Data listing:
══════════
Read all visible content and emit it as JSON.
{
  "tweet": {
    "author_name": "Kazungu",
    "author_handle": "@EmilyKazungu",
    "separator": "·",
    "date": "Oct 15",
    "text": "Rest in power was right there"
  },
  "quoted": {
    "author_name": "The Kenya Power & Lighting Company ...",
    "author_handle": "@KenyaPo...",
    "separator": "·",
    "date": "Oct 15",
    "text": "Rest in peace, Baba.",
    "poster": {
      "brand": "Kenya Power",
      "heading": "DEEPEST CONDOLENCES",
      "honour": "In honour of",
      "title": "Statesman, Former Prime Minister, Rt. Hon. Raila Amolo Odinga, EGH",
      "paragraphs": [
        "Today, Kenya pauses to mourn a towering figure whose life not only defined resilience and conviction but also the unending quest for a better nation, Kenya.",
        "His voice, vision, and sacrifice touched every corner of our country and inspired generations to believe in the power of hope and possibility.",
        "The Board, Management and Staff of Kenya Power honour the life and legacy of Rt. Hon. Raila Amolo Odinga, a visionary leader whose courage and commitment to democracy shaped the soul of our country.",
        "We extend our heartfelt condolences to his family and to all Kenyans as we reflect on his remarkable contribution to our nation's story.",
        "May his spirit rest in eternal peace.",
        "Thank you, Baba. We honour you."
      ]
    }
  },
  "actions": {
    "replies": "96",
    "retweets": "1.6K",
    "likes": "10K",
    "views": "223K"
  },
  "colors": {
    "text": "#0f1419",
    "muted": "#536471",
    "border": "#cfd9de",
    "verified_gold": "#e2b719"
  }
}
══════════
## What to produce
Only lines holding the string "Amolo" are wanted; gather each one from the entries above.

## In response
      "title": "Statesman, Former Prime Minister, Rt. Hon. Raila Amolo Odinga, EGH",
        "The Board, Management and Staff of Kenya Power honour the life and legacy of Rt. Hon. Raila Amolo Odinga, a visionary leader whose courage and commitment to democracy shaped the soul of our country.",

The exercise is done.